Saved entries
○ ○ ○ ○ ○ ○ ○
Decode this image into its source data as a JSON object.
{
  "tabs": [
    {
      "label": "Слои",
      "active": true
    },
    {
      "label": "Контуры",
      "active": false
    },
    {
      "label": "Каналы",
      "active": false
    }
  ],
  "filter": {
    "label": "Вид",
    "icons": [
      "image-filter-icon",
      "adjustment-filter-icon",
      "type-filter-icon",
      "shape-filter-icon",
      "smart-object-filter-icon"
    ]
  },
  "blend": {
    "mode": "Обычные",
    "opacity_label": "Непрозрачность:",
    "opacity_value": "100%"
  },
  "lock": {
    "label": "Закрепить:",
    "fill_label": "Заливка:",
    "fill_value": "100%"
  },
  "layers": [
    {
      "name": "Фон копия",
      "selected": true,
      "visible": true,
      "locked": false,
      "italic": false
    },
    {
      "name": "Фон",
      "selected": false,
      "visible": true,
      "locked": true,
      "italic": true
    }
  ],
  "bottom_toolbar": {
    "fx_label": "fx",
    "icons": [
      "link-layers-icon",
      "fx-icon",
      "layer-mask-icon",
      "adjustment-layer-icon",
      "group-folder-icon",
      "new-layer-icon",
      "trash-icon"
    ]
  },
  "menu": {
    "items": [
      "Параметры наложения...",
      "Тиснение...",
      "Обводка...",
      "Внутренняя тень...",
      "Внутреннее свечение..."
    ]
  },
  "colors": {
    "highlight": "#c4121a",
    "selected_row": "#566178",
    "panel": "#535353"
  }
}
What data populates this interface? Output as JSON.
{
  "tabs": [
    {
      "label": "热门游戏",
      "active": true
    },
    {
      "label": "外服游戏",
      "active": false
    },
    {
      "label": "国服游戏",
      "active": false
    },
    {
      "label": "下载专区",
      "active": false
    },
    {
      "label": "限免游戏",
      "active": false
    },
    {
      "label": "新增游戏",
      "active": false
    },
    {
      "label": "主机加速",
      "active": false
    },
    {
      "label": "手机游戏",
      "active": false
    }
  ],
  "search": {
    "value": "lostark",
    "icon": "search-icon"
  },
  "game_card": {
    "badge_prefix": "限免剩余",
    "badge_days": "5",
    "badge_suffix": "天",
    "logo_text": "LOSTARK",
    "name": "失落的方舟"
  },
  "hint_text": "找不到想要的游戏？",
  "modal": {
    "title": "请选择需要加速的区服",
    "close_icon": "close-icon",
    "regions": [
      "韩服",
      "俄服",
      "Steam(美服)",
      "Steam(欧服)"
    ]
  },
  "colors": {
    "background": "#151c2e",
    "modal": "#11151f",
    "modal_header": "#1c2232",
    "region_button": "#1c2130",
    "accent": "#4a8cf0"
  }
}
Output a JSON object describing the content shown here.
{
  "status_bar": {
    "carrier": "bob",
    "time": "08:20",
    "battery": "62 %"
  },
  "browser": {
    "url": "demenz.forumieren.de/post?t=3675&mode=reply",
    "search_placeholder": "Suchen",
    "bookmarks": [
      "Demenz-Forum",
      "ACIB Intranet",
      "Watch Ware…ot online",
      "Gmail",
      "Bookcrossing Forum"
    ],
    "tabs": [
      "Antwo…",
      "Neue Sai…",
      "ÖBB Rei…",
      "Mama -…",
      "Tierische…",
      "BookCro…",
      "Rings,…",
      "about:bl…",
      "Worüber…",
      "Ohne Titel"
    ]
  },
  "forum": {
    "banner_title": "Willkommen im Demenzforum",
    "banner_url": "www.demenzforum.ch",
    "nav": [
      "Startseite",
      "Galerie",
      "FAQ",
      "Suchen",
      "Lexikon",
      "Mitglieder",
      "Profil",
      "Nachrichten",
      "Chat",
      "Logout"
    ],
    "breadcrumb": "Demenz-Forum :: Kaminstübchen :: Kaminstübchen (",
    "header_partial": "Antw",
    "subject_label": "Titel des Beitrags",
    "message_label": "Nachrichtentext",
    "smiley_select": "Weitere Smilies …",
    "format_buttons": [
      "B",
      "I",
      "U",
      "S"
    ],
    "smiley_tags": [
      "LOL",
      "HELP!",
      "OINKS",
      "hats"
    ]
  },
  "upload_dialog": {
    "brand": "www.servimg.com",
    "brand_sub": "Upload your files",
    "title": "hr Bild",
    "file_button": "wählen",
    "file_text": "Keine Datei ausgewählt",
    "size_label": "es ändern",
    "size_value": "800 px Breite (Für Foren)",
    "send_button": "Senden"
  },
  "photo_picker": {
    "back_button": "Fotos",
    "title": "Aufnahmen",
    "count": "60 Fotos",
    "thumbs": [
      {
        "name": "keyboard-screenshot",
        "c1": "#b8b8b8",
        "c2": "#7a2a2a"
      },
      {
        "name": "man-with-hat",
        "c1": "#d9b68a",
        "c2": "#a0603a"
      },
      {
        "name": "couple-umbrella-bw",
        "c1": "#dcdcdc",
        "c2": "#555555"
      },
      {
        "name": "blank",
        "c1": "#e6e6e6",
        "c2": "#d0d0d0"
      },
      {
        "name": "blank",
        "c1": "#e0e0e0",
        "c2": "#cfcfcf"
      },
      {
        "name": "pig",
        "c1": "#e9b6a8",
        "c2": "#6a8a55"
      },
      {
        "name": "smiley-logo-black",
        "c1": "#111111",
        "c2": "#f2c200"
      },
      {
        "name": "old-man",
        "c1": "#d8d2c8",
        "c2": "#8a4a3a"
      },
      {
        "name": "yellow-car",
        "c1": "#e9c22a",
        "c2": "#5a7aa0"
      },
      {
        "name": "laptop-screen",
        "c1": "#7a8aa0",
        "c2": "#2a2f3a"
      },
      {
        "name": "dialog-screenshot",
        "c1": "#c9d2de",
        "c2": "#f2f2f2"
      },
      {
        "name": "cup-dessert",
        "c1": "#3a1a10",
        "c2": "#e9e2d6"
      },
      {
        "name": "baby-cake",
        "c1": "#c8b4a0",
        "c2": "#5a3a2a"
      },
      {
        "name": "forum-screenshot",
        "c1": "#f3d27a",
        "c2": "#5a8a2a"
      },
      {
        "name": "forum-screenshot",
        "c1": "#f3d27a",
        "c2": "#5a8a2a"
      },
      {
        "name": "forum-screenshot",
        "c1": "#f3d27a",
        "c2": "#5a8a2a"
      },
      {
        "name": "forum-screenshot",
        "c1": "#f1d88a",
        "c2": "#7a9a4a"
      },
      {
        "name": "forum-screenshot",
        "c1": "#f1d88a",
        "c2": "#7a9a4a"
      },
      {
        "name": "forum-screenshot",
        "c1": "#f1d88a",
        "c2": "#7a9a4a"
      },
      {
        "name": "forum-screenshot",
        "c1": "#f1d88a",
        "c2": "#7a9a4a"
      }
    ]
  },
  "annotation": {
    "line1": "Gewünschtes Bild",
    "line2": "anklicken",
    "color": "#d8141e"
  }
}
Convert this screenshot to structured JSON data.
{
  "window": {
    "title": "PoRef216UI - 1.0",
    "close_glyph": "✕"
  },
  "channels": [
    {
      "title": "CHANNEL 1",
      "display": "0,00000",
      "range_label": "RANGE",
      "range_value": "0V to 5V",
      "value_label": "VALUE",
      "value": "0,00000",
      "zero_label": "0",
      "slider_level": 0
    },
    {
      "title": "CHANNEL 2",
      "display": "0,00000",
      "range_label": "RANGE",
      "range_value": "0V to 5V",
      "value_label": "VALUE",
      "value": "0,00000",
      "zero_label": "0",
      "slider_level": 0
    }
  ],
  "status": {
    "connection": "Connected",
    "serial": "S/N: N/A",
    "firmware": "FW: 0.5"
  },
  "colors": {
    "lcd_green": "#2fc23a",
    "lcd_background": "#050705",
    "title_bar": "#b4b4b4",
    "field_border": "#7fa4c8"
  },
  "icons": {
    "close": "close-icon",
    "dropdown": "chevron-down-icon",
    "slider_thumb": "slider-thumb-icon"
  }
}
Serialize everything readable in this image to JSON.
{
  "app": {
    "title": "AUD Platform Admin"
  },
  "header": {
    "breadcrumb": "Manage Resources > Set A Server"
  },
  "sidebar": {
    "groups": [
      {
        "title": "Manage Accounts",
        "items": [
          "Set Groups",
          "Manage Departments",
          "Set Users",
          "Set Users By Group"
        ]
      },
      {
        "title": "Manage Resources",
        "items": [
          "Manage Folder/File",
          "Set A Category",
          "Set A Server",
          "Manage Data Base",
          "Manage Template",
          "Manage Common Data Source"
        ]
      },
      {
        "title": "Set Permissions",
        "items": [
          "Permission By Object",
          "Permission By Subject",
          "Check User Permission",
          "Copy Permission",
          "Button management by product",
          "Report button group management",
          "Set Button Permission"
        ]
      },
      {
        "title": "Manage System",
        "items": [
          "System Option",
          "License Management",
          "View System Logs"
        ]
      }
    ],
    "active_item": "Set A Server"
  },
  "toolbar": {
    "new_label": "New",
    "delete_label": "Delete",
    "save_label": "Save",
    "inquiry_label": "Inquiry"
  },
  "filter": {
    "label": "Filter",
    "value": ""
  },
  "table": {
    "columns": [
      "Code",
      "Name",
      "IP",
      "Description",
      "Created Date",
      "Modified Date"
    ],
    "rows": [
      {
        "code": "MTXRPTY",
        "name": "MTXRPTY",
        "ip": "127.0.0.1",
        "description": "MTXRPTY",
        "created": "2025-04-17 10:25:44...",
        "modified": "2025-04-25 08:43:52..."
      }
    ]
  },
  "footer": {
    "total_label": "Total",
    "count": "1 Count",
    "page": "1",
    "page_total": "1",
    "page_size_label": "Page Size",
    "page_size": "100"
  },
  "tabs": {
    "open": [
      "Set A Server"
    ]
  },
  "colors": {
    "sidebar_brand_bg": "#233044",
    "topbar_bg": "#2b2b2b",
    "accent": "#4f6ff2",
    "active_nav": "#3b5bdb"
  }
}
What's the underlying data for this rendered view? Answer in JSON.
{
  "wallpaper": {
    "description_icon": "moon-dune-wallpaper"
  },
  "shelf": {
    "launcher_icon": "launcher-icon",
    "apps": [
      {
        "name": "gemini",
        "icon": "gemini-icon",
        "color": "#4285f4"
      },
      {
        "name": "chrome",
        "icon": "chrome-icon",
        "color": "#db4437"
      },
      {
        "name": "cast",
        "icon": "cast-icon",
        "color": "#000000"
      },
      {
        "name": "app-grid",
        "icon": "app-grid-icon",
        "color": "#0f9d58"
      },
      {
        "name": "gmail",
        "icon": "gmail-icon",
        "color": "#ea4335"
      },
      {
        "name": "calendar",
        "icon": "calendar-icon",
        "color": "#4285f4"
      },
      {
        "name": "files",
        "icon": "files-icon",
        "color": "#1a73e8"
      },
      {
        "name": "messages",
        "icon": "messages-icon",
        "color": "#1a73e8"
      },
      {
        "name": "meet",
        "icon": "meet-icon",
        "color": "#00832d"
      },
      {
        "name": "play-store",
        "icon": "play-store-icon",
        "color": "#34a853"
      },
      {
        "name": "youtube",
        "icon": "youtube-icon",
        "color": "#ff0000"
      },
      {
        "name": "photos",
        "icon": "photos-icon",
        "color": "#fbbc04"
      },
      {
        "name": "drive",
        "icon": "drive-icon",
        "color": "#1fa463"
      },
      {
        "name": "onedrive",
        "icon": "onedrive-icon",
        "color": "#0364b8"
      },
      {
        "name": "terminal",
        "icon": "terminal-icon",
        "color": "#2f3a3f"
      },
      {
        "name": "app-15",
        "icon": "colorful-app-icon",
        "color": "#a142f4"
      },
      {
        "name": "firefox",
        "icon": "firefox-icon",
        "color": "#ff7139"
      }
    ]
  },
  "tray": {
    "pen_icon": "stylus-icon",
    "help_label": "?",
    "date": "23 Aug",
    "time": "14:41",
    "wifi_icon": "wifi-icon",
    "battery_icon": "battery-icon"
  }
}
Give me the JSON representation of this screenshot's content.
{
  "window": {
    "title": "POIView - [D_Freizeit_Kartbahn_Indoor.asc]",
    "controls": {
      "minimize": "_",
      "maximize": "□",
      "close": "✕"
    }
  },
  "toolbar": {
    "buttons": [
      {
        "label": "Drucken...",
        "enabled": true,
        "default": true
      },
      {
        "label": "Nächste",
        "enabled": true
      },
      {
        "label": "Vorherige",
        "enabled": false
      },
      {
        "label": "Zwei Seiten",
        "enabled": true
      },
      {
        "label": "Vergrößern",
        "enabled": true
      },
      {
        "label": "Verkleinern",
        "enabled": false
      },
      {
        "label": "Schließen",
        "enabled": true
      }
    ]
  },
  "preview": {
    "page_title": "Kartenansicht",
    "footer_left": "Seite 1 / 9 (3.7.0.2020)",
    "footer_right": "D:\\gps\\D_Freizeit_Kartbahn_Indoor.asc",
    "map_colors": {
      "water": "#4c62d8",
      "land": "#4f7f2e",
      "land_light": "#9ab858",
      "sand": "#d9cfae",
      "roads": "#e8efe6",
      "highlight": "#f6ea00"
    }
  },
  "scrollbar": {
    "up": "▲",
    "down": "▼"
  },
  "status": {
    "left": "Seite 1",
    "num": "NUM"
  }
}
○ ○ ○ ○ ○ ○ ○
## TASK TO CARRY OUT
Where a line above includes "Server", copy that line.

## TASK ANSWER
    "breadcrumb": "Manage Resources > Set A Server"
          "Set A Server",
    "active_item": "Set A Server"
      "Set A Server"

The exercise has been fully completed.